Extract:
>>>
I gave a quick talk on JS a while ago on hoisting in JS and while discussing on how hoisting apply to variable declarations, we imminently reached to ES6’s let and const. So we began talking about the difference between var, let and const and how const is not really a constant or immutable.

JavaScript const and Object.freeze()

What is const

Constants are block-scoped, much like variables defined using the let statement. The value of a constant cannot change through reassignment, and it can’t be redeclared.

from MDN

In reality, const is not really a constant and it’s not immutable.

  const obj = {
    one: 1,
    two: 2
  };

  // Object mutation is ok
  // {one: 1, two: 2, three: 3}
  obj.three = 3;

  // Reassignment doesn't work
  // Uncaught TypeError: Assignment to constant variable.
  obj = {
    one: "bazinga",
    two: "bazinga"
  };

The value of a constant cannot change through reassignment, but any object or array stay mutable.
<<<
Source material:
>>>
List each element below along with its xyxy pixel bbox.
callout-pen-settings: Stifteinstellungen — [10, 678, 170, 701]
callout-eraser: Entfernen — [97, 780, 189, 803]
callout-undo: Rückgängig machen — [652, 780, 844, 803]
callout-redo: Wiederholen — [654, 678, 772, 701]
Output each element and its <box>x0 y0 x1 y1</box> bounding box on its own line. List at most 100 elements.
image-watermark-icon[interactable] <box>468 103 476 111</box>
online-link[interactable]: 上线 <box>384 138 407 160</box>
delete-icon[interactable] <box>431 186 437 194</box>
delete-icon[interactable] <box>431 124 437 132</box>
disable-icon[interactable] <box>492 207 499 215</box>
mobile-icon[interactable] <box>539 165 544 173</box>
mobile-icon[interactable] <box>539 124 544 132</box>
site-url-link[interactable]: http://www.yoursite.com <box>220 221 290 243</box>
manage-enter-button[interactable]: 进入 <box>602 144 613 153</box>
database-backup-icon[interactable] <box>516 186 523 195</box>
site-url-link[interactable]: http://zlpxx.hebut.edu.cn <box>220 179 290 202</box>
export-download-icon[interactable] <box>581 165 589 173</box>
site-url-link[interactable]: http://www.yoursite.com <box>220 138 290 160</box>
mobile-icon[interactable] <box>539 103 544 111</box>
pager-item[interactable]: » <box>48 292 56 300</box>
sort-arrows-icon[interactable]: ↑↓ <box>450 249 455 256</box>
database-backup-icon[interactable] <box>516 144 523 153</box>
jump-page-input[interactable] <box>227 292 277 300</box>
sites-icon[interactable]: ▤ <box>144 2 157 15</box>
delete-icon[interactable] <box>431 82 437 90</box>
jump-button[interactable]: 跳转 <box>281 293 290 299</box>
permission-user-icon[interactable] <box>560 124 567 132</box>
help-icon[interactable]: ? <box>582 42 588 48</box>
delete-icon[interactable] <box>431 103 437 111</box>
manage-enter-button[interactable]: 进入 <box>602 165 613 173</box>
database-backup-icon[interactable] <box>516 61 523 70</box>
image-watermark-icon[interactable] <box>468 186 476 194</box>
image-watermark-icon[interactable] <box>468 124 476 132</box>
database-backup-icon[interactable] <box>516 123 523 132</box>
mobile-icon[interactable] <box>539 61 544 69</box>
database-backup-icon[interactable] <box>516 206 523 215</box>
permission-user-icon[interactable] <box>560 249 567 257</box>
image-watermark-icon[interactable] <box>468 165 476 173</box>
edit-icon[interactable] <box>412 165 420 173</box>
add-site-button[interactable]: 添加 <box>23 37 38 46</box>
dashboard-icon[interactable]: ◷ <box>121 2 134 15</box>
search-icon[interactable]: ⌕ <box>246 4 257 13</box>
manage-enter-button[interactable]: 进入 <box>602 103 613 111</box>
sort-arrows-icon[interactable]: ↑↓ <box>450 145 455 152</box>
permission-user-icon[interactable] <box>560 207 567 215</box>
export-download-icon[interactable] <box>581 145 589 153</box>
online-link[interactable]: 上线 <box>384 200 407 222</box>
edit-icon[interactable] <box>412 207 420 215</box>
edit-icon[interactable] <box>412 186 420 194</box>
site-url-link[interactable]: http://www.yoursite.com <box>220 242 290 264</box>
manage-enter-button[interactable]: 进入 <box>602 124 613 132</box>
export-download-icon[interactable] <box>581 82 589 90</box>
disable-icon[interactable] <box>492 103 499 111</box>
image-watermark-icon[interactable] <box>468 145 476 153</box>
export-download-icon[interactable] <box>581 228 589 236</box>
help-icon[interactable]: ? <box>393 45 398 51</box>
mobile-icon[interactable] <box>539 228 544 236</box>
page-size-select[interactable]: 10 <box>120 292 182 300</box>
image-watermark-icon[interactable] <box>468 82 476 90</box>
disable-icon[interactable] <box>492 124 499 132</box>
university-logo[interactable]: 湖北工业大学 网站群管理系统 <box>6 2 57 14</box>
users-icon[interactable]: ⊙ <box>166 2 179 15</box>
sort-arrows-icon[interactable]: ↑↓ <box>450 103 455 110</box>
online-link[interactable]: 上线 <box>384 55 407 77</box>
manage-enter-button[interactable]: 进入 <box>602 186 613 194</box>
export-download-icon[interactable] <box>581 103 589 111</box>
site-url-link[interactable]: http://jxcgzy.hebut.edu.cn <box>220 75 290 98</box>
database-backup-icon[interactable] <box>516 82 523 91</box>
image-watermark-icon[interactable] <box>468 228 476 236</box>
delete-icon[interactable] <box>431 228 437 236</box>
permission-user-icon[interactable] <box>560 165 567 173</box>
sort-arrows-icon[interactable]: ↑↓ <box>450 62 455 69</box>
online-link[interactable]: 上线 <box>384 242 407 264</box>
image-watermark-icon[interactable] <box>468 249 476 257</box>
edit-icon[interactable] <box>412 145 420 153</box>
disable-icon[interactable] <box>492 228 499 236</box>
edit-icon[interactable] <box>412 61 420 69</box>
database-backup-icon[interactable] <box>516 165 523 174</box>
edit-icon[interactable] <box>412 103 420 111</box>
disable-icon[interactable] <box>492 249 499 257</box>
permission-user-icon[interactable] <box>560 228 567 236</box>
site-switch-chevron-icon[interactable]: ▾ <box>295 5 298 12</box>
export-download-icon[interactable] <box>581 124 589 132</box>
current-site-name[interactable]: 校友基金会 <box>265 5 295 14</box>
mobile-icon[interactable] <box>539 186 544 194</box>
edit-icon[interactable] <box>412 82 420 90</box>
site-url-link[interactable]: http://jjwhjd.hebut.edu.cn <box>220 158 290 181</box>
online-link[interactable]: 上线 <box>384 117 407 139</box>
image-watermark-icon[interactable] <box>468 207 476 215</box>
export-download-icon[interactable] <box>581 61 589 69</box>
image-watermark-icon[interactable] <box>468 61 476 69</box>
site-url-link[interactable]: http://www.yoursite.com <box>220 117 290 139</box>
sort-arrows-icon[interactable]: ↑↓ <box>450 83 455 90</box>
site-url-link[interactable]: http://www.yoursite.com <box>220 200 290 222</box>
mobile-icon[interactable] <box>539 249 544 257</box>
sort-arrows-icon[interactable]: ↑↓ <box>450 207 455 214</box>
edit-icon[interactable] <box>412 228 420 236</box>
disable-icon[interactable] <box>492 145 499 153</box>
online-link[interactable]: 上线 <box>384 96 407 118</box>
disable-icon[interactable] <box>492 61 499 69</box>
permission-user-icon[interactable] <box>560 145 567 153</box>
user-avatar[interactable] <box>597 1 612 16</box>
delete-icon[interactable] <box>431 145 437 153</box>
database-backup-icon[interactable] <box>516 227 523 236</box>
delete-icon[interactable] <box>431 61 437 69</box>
<<<
Using the information:
1 > Recast the paragraph of the article on JavaScript const that begins "Constants are block-scoped" as a short bulleted list, keeping its main facts.
2 > In the article on JavaScript const, change "block-scoped" to "scoped to their enclosing block" in the passage starting at "I gave a quick" and ending at "it’s not immutable.", and give that passage again.
3 > Carry the article on JavaScript const forward from where it stops.
The listing is separate material and has no connection to the article on JavaScript const.

Task responses:
1 >
- Constants are block-scoped, like variables declared with let.
- A constant's value cannot be changed by reassignment.
- A constant cannot be redeclared.

2 >
I gave a quick talk on JS a while ago on hoisting in JS and while discussing on how hoisting apply to variable declarations, we imminently reached to ES6’s let and const. So we began talking about the difference between var, let and const and how const is not really a constant or immutable.

JavaScript const and Object.freeze()

What is const

Constants are scoped to their enclosing block, much like variables defined using the let statement. The value of a constant cannot change through reassignment, and it can’t be redeclared.

from MDN

In reality, const is not really a constant and it’s not immutable.

3 >
As an object, an array can be frozen; after doing so, its elements cannot be altered and no elements can be added to or removed from the array.

same MDN

  const arr = ["one","two"];

  // Array mutation is ok
  // ["one", "two", "three"]
  arr.push("three");

  Object.freeze(arr);
  // Uncaught TypeError: Cannot add property 3, object is not extensible
  arr.push("new");

Conclusion

In languages like C++, for example an object is immutable if it’s declared const.

But when it comes to JavaScript, const is not about immutability and to make an object’s values immutable you can use Object.freeze().